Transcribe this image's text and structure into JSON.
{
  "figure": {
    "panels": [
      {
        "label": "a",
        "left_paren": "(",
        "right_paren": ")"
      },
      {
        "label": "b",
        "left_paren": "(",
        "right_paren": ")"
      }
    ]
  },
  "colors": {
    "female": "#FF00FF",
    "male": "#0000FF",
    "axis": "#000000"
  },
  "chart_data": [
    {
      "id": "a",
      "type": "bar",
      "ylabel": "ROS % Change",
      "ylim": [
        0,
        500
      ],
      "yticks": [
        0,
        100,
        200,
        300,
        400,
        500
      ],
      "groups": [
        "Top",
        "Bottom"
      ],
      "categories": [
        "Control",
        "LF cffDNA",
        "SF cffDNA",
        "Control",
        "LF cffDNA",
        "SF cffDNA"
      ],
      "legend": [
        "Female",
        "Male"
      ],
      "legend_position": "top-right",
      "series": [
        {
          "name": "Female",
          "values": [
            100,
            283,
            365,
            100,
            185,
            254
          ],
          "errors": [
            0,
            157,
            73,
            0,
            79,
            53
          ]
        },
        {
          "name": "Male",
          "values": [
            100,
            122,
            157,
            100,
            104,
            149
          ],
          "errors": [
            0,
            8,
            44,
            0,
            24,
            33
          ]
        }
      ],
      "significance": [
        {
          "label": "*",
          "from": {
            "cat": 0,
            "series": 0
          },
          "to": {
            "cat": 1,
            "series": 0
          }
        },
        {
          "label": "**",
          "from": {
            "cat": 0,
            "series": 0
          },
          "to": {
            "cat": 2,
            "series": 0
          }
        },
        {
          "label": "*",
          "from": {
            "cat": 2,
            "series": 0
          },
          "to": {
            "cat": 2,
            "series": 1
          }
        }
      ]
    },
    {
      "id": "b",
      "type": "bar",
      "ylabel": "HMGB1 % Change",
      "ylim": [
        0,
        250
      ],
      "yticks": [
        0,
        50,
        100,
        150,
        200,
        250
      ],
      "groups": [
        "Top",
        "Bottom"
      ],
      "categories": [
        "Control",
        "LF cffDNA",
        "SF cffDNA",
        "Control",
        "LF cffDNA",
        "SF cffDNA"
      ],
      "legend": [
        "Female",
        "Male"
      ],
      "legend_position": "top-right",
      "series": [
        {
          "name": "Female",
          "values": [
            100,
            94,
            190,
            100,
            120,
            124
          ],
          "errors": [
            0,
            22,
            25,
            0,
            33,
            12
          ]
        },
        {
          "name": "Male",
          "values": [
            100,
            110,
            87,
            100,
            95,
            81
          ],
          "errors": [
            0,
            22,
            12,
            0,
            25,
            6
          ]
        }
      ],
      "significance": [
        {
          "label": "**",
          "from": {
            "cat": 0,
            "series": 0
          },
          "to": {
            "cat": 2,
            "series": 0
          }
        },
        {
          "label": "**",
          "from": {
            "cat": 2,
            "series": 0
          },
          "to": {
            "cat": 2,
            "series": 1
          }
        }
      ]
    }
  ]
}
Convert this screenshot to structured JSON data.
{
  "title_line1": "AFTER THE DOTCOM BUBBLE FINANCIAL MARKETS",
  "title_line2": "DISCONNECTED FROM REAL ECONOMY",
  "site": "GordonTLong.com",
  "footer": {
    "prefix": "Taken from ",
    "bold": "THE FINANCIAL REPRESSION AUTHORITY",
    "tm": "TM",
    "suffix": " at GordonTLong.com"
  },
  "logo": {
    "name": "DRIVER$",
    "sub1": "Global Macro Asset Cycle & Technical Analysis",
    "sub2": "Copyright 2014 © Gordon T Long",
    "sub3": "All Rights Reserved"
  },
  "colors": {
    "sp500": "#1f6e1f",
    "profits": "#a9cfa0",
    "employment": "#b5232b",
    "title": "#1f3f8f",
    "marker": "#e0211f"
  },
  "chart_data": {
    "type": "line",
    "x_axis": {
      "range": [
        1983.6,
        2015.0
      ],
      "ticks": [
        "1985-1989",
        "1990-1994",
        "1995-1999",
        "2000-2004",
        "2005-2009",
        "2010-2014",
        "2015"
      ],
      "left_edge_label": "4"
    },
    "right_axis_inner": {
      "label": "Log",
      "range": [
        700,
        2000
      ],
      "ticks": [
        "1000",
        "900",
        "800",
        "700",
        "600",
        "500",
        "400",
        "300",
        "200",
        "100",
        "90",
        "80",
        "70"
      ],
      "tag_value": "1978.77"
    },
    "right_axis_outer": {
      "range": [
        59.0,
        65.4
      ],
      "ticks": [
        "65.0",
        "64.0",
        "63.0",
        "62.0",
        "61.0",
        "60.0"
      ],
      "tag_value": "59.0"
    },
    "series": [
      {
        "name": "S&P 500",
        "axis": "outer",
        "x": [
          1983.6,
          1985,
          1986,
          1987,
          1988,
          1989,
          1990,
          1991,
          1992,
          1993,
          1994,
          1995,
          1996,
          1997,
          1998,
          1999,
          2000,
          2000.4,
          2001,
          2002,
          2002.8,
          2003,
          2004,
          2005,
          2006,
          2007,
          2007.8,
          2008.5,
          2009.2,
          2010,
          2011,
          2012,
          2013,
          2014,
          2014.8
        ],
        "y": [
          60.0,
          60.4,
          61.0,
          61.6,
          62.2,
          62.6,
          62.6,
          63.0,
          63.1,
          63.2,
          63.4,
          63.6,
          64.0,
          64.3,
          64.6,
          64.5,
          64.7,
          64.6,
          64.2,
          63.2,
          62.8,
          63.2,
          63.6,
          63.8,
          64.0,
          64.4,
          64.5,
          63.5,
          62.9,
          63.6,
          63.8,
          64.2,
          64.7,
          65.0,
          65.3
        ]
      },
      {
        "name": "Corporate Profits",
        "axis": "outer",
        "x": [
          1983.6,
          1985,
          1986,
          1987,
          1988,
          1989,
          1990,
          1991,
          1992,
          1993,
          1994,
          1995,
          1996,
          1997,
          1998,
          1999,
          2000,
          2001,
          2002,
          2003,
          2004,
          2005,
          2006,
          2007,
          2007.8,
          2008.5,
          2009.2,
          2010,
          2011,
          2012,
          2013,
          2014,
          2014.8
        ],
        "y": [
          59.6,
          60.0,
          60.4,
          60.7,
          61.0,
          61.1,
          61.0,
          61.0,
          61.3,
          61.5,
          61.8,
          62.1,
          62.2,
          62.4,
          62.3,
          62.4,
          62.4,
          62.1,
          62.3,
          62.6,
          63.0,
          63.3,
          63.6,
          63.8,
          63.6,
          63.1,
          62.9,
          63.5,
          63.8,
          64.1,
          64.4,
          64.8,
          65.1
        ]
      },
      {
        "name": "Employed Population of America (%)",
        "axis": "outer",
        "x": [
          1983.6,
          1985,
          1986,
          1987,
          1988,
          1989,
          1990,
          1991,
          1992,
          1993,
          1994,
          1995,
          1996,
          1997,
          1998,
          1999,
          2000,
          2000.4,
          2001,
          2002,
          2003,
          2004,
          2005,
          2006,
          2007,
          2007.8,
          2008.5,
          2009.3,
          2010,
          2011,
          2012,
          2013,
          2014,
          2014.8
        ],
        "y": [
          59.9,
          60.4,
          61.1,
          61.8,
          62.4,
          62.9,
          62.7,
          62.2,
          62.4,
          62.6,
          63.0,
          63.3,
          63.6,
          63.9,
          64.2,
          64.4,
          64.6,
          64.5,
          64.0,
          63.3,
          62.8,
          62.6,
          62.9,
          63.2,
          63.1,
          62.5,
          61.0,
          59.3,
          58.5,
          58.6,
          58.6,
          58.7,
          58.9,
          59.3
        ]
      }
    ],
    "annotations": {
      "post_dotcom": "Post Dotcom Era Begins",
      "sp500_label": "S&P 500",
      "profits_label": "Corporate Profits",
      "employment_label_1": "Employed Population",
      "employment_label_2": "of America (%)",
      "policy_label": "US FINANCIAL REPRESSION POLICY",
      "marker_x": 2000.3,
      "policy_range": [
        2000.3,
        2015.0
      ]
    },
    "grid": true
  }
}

+++

→ **Set problem**
Using the material above, report each line where "JSON" occurs.

→ **Correct output**
Transcribe this image's text and structure into JSON.
Convert this screenshot to structured JSON data.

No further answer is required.